====== Data supplied
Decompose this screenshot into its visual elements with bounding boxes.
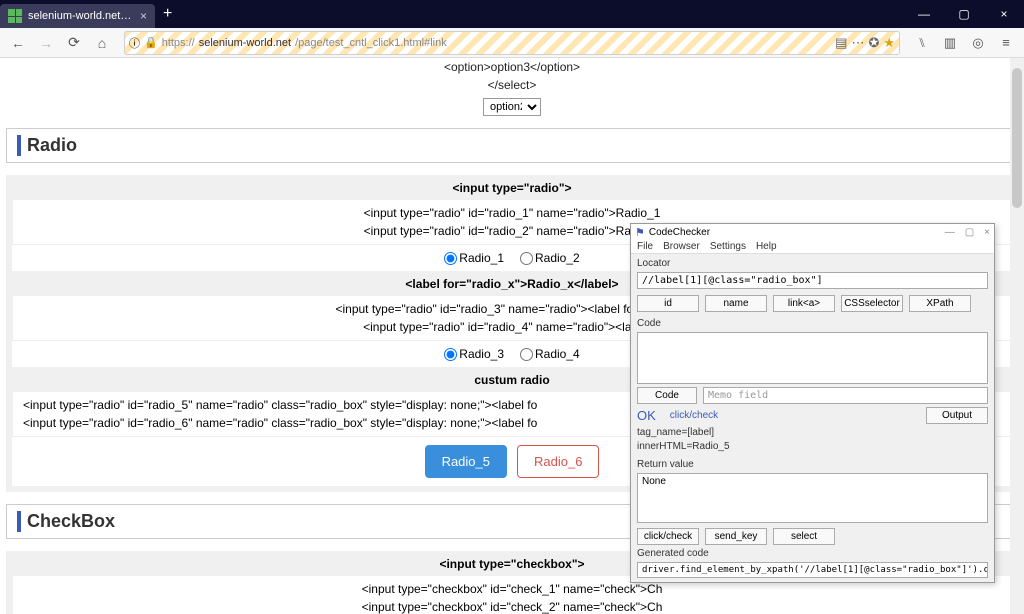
forward-button[interactable]: → (34, 31, 58, 55)
toolbar-right: ⑊ ▥ ◎ ≡ (910, 31, 1018, 55)
snippet-line: </select> (6, 76, 1018, 94)
maximize-icon[interactable]: ▢ (944, 0, 984, 28)
radio-label: Radio_2 (535, 251, 580, 265)
code-snippet: <option>option3</option> </select> (6, 58, 1018, 94)
menu-help[interactable]: Help (756, 241, 777, 252)
new-tab-button[interactable]: + (155, 5, 180, 23)
cc-maximize-icon[interactable]: ▢ (965, 227, 974, 238)
tab-title: selenium-world.net/page/test... (28, 10, 134, 22)
return-value-box[interactable]: None (637, 473, 988, 523)
btn-css[interactable]: CSSselector (841, 295, 903, 312)
radio-1[interactable]: Radio_1 (444, 251, 504, 265)
star-icon[interactable]: ★ (883, 35, 895, 51)
minimize-icon[interactable]: — (904, 0, 944, 28)
scrollbar-thumb[interactable] (1012, 68, 1022, 208)
lock-icon: 🔒 (144, 36, 158, 49)
home-button[interactable]: ⌂ (90, 31, 114, 55)
btn-xpath[interactable]: XPath (909, 295, 971, 312)
option-select[interactable]: option2 (483, 98, 541, 116)
sidebar-icon[interactable]: ▥ (938, 31, 962, 55)
window-controls: — ▢ × (904, 0, 1024, 28)
close-window-icon[interactable]: × (984, 0, 1024, 28)
code-label: Code (637, 318, 988, 329)
locator-buttons: id name link<a> CSSselector XPath (637, 295, 988, 312)
info-icon[interactable]: ⓘ (129, 35, 140, 51)
url-actions: ▤ ⋯ ✪ ★ (835, 35, 895, 51)
return-label: Return value (637, 459, 988, 470)
menu-browser[interactable]: Browser (663, 241, 700, 252)
inner-line: innerHTML=Radio_5 (637, 441, 988, 452)
btn-sendkey[interactable]: send_key (705, 528, 767, 545)
close-icon[interactable]: × (140, 9, 147, 23)
cc-minimize-icon[interactable]: — (945, 227, 955, 238)
reader-icon[interactable]: ▤ (835, 35, 847, 51)
radio-label: Radio_1 (459, 251, 504, 265)
action-link: click/check (670, 410, 718, 421)
locator-label: Locator (637, 258, 988, 269)
locator-input[interactable] (637, 272, 988, 289)
tag-line: tag_name=[label] (637, 427, 988, 438)
gen-label: Generated code (637, 548, 988, 559)
url-path: /page/test_cntl_click1.html#link (295, 37, 831, 49)
radio-section: Radio (6, 128, 1018, 163)
reload-button[interactable]: ⟳ (62, 31, 86, 55)
radio-4[interactable]: Radio_4 (520, 347, 580, 361)
more-icon[interactable]: ⋯ (851, 35, 864, 51)
radio-label: Radio_4 (535, 347, 580, 361)
cc-menu: File Browser Settings Help (631, 241, 994, 254)
return-value: None (642, 476, 666, 487)
code-textarea[interactable] (637, 332, 988, 384)
library-icon[interactable]: ⑊ (910, 31, 934, 55)
codechecker-window: ⚑ CodeChecker — ▢ × File Browser Setting… (630, 223, 995, 583)
code-line: <input type="checkbox" id="check_2" name… (17, 598, 1007, 614)
radio-label: Radio_3 (459, 347, 504, 361)
browser-toolbar: ← → ⟳ ⌂ ⓘ 🔒 https:// selenium-world.net/p… (0, 28, 1024, 58)
browser-tab[interactable]: selenium-world.net/page/test... × (0, 4, 155, 28)
cc-titlebar[interactable]: ⚑ CodeChecker — ▢ × (631, 224, 994, 241)
cc-body: Locator id name link<a> CSSselector XPat… (631, 254, 994, 582)
radio-6-button[interactable]: Radio_6 (517, 445, 599, 478)
memo-field[interactable]: Memo field (703, 387, 988, 404)
radio-5-button[interactable]: Radio_5 (425, 445, 507, 478)
shield-icon[interactable]: ✪ (868, 35, 879, 51)
code-line: <input type="radio" id="radio_1" name="r… (17, 204, 1007, 222)
url-domain: selenium-world.net (199, 37, 291, 49)
radio-input[interactable] (520, 252, 533, 265)
btn-clickcheck[interactable]: click/check (637, 528, 699, 545)
btn-code[interactable]: Code (637, 387, 697, 404)
action-buttons: click/check send_key select (637, 528, 988, 545)
account-icon[interactable]: ◎ (966, 31, 990, 55)
menu-file[interactable]: File (637, 241, 653, 252)
back-button[interactable]: ← (6, 31, 30, 55)
radio-3[interactable]: Radio_3 (444, 347, 504, 361)
scrollbar[interactable] (1010, 58, 1024, 614)
radio-heading: Radio (17, 135, 1007, 156)
menu-icon[interactable]: ≡ (994, 31, 1018, 55)
favicon-icon (8, 9, 22, 23)
cc-title: CodeChecker (649, 227, 710, 238)
window-titlebar: selenium-world.net/page/test... × + — ▢ … (0, 0, 1024, 28)
tabs-area: selenium-world.net/page/test... × + (0, 0, 180, 28)
app-icon: ⚑ (635, 226, 645, 239)
block-title: <input type="radio"> (12, 181, 1012, 195)
btn-link[interactable]: link<a> (773, 295, 835, 312)
radio-input[interactable] (444, 252, 457, 265)
url-scheme: https:// (162, 37, 195, 49)
menu-settings[interactable]: Settings (710, 241, 746, 252)
status-ok: OK (637, 408, 656, 423)
btn-id[interactable]: id (637, 295, 699, 312)
address-bar[interactable]: ⓘ 🔒 https:// selenium-world.net/page/test… (124, 31, 900, 55)
radio-input[interactable] (520, 348, 533, 361)
btn-output[interactable]: Output (926, 407, 988, 424)
cc-close-icon[interactable]: × (984, 227, 990, 238)
radio-2[interactable]: Radio_2 (520, 251, 580, 265)
btn-name[interactable]: name (705, 295, 767, 312)
generated-code[interactable]: driver.find_element_by_xpath('//label[1]… (637, 562, 988, 578)
snippet-line: <option>option3</option> (6, 58, 1018, 76)
btn-select[interactable]: select (773, 528, 835, 545)
radio-input[interactable] (444, 348, 457, 361)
============
Select every line in the listing that contains the string "CSSselector".

btn-css[interactable]: CSSselector (841, 295, 903, 312)
locator-buttons: id name link<a> CSSselector XPath (637, 295, 988, 312)
cc-body: Locator id name link<a> CSSselector XPat… (631, 254, 994, 582)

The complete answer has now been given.